### EXERCISE:
In the passage about gliding canopy ants, what share of the paint-marked ants made it back to the same tree after being dropped?

### PASSAGE FOR REVIEW:
○ ○ ○ ○

A skydiving ant has won the accolade of being the only wingless insect known to be capable of controlled flight.

Scientists found that when they tossed worker canopy ants out of a tree they gracefully glided back to the same tree with incredible accuracy.

Steve Yanoviak, Robert Dudley and Mike Kaspari of the Smithsonian Institution in Washington DC discovered the gliding finesse of the ant when they were conducting field work in a tropical rainforest in Panama.

In a study published in the journal Nature , the scientists filmed the falling ants as they quickly swivelled their hind legs in the direction of the tree trunk before beginning a steep, directed dive. In tests when the scientists marked a number of ants with paint before dropping them from the canopy, the scientists found about 85 per cent of them made it back to the same tree and even the same branch - sometimes within 10 minutes of falling.

The biologists believe the ants' behaviour is an evolutionary adaptation to living high up in the canopy where they feed and breed. When they glide, the ants appear to look for the tree they fell out of, said Dr Yanoviak. "We still don't understand exactly what mechanisms the ants use to change direction and to maintain a steady glide path through the air," he said.

○ ○ ○ ○

### ENTRIES PROVIDED:

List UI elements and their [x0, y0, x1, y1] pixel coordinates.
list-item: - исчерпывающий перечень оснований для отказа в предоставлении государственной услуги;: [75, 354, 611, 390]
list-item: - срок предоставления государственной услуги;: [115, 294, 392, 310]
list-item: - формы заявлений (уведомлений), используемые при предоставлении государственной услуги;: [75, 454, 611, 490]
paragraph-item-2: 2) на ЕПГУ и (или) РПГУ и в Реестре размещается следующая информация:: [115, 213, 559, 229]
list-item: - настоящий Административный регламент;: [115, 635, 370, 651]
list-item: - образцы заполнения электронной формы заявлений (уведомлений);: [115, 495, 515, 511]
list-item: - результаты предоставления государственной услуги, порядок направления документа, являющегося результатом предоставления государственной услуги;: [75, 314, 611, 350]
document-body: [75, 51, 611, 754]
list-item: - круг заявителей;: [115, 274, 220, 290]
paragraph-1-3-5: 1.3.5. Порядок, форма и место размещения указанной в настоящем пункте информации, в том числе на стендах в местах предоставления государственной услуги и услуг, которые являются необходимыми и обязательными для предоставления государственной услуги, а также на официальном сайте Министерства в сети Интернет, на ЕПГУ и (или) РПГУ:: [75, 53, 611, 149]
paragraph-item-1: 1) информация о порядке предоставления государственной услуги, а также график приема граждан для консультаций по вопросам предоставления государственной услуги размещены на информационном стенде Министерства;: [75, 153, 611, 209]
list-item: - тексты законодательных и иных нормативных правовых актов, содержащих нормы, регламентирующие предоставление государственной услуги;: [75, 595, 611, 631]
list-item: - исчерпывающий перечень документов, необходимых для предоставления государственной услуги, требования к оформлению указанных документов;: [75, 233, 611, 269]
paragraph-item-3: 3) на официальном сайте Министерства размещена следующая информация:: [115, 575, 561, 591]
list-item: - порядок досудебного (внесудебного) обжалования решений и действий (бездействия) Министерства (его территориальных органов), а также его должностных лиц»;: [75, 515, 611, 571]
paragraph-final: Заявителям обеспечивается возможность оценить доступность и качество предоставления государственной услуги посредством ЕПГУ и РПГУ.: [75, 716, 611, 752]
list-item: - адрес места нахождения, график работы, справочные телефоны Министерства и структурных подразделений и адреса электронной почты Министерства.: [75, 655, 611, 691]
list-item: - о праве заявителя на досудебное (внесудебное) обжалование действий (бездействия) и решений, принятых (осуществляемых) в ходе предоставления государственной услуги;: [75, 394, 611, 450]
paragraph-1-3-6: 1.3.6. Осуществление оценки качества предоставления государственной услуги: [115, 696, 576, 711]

○ ○ ○ ○

### RESULT BELOW:
About 85 percent.